• PROBLEM:
Repeat every line of the material, character for character.

(Data excerpts)
## start
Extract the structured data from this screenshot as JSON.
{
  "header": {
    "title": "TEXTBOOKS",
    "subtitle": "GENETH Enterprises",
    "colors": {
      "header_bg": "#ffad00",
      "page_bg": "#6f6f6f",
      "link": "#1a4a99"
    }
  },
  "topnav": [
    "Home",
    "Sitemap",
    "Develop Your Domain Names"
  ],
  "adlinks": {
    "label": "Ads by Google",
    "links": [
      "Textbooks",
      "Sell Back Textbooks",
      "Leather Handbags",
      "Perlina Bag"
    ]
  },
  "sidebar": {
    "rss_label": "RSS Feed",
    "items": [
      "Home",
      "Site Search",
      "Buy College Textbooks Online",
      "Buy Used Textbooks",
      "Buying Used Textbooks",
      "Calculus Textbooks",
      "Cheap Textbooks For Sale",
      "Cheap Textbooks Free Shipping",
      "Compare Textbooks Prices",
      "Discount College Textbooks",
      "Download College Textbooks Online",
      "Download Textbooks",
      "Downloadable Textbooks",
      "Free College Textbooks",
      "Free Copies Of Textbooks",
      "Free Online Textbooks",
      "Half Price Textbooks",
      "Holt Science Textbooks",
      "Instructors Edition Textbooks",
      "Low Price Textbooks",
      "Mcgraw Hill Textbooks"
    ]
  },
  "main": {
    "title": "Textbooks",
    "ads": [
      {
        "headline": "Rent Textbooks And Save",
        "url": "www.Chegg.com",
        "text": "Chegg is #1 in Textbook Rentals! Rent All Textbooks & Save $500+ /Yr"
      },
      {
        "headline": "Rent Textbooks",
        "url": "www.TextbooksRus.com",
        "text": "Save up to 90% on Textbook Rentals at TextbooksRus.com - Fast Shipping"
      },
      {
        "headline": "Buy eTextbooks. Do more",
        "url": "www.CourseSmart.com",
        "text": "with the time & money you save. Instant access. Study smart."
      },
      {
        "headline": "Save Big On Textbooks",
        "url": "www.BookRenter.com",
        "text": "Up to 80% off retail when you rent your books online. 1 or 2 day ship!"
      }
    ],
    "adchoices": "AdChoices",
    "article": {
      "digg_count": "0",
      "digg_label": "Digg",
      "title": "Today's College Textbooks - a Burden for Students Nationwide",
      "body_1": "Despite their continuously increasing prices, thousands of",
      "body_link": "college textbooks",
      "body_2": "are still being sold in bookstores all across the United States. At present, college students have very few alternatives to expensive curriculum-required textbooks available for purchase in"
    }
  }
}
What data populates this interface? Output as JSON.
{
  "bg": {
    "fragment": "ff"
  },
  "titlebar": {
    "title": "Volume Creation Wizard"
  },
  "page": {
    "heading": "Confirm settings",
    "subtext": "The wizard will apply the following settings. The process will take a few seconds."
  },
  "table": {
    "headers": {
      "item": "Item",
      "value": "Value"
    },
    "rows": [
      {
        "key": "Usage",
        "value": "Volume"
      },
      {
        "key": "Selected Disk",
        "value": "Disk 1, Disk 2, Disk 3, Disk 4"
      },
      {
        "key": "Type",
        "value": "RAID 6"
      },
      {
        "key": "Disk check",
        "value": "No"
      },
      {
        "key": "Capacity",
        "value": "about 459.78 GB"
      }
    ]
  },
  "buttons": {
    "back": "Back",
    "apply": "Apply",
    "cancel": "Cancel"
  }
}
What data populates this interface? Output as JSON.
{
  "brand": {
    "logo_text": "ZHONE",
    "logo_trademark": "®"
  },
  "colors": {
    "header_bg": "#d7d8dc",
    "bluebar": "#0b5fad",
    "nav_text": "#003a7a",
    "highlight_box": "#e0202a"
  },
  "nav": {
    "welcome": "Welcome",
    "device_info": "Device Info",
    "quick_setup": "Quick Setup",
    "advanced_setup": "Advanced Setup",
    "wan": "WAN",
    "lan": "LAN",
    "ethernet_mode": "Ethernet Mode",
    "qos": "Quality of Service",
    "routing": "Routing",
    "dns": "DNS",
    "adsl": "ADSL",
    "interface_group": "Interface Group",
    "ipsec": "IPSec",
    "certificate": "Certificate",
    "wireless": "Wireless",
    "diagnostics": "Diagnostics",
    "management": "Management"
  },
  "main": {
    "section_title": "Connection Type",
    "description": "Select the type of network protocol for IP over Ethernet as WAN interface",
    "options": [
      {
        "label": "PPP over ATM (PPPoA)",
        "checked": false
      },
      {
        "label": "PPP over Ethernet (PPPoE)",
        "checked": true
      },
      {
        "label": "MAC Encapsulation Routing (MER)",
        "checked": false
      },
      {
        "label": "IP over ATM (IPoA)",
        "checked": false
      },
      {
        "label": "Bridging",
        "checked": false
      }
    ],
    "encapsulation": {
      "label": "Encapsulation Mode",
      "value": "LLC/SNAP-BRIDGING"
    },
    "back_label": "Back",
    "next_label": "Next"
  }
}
## end
• OUTPUT:
Extract the structured data from this screenshot as JSON.
{
  "header": {
    "title": "TEXTBOOKS",
    "subtitle": "GENETH Enterprises",
    "colors": {
      "header_bg": "#ffad00",
      "page_bg": "#6f6f6f",
      "link": "#1a4a99"
    }
  },
  "topnav": [
    "Home",
    "Sitemap",
    "Develop Your Domain Names"
  ],
  "adlinks": {
    "label": "Ads by Google",
    "links": [
      "Textbooks",
      "Sell Back Textbooks",
      "Leather Handbags",
      "Perlina Bag"
    ]
  },
  "sidebar": {
    "rss_label": "RSS Feed",
    "items": [
      "Home",
      "Site Search",
      "Buy College Textbooks Online",
      "Buy Used Textbooks",
      "Buying Used Textbooks",
      "Calculus Textbooks",
      "Cheap Textbooks For Sale",
      "Cheap Textbooks Free Shipping",
      "Compare Textbooks Prices",
      "Discount College Textbooks",
      "Download College Textbooks Online",
      "Download Textbooks",
      "Downloadable Textbooks",
      "Free College Textbooks",
      "Free Copies Of Textbooks",
      "Free Online Textbooks",
      "Half Price Textbooks",
      "Holt Science Textbooks",
      "Instructors Edition Textbooks",
      "Low Price Textbooks",
      "Mcgraw Hill Textbooks"
    ]
  },
  "main": {
    "title": "Textbooks",
    "ads": [
      {
        "headline": "Rent Textbooks And Save",
        "url": "www.Chegg.com",
        "text": "Chegg is #1 in Textbook Rentals! Rent All Textbooks & Save $500+ /Yr"
      },
      {
        "headline": "Rent Textbooks",
        "url": "www.TextbooksRus.com",
        "text": "Save up to 90% on Textbook Rentals at TextbooksRus.com - Fast Shipping"
      },
      {
        "headline": "Buy eTextbooks. Do more",
        "url": "www.CourseSmart.com",
        "text": "with the time & money you save. Instant access. Study smart."
      },
      {
        "headline": "Save Big On Textbooks",
        "url": "www.BookRenter.com",
        "text": "Up to 80% off retail when you rent your books online. 1 or 2 day ship!"
      }
    ],
    "adchoices": "AdChoices",
    "article": {
      "digg_count": "0",
      "digg_label": "Digg",
      "title": "Today's College Textbooks - a Burden for Students Nationwide",
      "body_1": "Despite their continuously increasing prices, thousands of",
      "body_link": "college textbooks",
      "body_2": "are still being sold in bookstores all across the United States. At present, college students have very few alternatives to expensive curriculum-required textbooks available for purchase in"
    }
  }
}
What data populates this interface? Output as JSON.
{
  "bg": {
    "fragment": "ff"
  },
  "titlebar": {
    "title": "Volume Creation Wizard"
  },
  "page": {
    "heading": "Confirm settings",
    "subtext": "The wizard will apply the following settings. The process will take a few seconds."
  },
  "table": {
    "headers": {
      "item": "Item",
      "value": "Value"
    },
    "rows": [
      {
        "key": "Usage",
        "value": "Volume"
      },
      {
        "key": "Selected Disk",
        "value": "Disk 1, Disk 2, Disk 3, Disk 4"
      },
      {
        "key": "Type",
        "value": "RAID 6"
      },
      {
        "key": "Disk check",
        "value": "No"
      },
      {
        "key": "Capacity",
        "value": "about 459.78 GB"
      }
    ]
  },
  "buttons": {
    "back": "Back",
    "apply": "Apply",
    "cancel": "Cancel"
  }
}
What data populates this interface? Output as JSON.
{
  "brand": {
    "logo_text": "ZHONE",
    "logo_trademark": "®"
  },
  "colors": {
    "header_bg": "#d7d8dc",
    "bluebar": "#0b5fad",
    "nav_text": "#003a7a",
    "highlight_box": "#e0202a"
  },
  "nav": {
    "welcome": "Welcome",
    "device_info": "Device Info",
    "quick_setup": "Quick Setup",
    "advanced_setup": "Advanced Setup",
    "wan": "WAN",
    "lan": "LAN",
    "ethernet_mode": "Ethernet Mode",
    "qos": "Quality of Service",
    "routing": "Routing",
    "dns": "DNS",
    "adsl": "ADSL",
    "interface_group": "Interface Group",
    "ipsec": "IPSec",
    "certificate": "Certificate",
    "wireless": "Wireless",
    "diagnostics": "Diagnostics",
    "management": "Management"
  },
  "main": {
    "section_title": "Connection Type",
    "description": "Select the type of network protocol for IP over Ethernet as WAN interface",
    "options": [
      {
        "label": "PPP over ATM (PPPoA)",
        "checked": false
      },
      {
        "label": "PPP over Ethernet (PPPoE)",
        "checked": true
      },
      {
        "label": "MAC Encapsulation Routing (MER)",
        "checked": false
      },
      {
        "label": "IP over ATM (IPoA)",
        "checked": false
      },
      {
        "label": "Bridging",
        "checked": false
      }
    ],
    "encapsulation": {
      "label": "Encapsulation Mode",
      "value": "LLC/SNAP-BRIDGING"
    },
    "back_label": "Back",
    "next_label": "Next"
  }
}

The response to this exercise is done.